Give the listing again in full, exactly as written.

※ ※ ※

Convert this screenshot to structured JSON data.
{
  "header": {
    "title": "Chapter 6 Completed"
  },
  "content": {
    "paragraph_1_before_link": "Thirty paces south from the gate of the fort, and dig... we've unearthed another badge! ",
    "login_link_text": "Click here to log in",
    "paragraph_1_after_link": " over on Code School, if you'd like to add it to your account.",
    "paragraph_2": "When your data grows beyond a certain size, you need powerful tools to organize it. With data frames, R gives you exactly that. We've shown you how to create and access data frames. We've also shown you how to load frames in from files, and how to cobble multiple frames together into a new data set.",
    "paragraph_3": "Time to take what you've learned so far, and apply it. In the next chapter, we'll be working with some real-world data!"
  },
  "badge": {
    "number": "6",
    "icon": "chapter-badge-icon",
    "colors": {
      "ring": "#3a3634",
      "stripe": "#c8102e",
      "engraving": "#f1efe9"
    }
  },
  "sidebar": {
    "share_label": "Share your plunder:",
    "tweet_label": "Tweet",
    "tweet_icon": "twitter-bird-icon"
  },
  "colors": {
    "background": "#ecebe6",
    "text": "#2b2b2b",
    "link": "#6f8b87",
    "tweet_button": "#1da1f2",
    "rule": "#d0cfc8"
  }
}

※ ※ ※

◆ Solution to this task
Convert this screenshot to structured JSON data.
{
  "header": {
    "title": "Chapter 6 Completed"
  },
  "content": {
    "paragraph_1_before_link": "Thirty paces south from the gate of the fort, and dig... we've unearthed another badge! ",
    "login_link_text": "Click here to log in",
    "paragraph_1_after_link": " over on Code School, if you'd like to add it to your account.",
    "paragraph_2": "When your data grows beyond a certain size, you need powerful tools to organize it. With data frames, R gives you exactly that. We've shown you how to create and access data frames. We've also shown you how to load frames in from files, and how to cobble multiple frames together into a new data set.",
    "paragraph_3": "Time to take what you've learned so far, and apply it. In the next chapter, we'll be working with some real-world data!"
  },
  "badge": {
    "number": "6",
    "icon": "chapter-badge-icon",
    "colors": {
      "ring": "#3a3634",
      "stripe": "#c8102e",
      "engraving": "#f1efe9"
    }
  },
  "sidebar": {
    "share_label": "Share your plunder:",
    "tweet_label": "Tweet",
    "tweet_icon": "twitter-bird-icon"
  },
  "colors": {
    "background": "#ecebe6",
    "text": "#2b2b2b",
    "link": "#6f8b87",
    "tweet_button": "#1da1f2",
    "rule": "#d0cfc8"
  }
}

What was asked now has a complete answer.